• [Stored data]
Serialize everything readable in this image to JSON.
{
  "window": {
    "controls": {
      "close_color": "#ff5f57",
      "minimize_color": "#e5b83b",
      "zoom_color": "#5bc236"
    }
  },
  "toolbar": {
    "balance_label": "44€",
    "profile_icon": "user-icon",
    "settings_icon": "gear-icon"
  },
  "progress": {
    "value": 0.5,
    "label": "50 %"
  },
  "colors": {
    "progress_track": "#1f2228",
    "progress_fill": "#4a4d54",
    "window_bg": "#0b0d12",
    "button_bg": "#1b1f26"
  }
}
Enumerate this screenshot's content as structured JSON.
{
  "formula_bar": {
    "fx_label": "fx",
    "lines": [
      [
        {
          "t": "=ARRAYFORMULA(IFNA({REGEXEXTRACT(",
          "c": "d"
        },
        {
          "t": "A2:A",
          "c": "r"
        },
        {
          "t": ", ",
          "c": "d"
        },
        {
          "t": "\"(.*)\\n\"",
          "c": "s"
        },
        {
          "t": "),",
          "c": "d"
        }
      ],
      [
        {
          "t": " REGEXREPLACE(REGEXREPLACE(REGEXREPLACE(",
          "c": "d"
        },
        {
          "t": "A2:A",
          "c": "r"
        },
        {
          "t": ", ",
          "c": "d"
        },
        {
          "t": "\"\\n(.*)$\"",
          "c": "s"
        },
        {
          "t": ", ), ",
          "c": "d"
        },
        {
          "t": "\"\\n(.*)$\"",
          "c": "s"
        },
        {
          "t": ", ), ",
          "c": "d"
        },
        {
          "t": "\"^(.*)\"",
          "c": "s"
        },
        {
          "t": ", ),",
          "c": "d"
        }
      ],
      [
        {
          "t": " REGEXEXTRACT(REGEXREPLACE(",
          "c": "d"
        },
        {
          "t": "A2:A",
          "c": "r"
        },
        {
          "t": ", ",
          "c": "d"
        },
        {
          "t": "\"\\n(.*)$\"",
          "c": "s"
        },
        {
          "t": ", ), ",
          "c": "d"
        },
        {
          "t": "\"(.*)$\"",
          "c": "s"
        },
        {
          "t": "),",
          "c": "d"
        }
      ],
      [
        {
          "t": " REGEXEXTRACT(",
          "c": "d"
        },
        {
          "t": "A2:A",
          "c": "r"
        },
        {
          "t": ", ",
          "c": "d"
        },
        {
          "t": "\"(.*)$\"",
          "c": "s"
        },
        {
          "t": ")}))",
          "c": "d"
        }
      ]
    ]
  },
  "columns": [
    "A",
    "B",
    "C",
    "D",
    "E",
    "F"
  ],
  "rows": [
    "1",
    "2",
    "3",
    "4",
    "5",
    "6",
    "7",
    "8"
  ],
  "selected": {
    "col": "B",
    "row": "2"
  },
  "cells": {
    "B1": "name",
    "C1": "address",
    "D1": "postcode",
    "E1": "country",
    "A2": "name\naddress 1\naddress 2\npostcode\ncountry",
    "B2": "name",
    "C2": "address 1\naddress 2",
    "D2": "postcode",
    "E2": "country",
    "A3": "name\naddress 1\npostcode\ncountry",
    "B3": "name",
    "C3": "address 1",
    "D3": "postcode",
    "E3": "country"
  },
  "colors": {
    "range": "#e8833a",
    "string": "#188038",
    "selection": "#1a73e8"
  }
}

• [Set problem]
Check each line of the records for the word "icon" and extract those that contain it.

• [Solution to the problem]
    "profile_icon": "user-icon",
    "settings_icon": "gear-icon"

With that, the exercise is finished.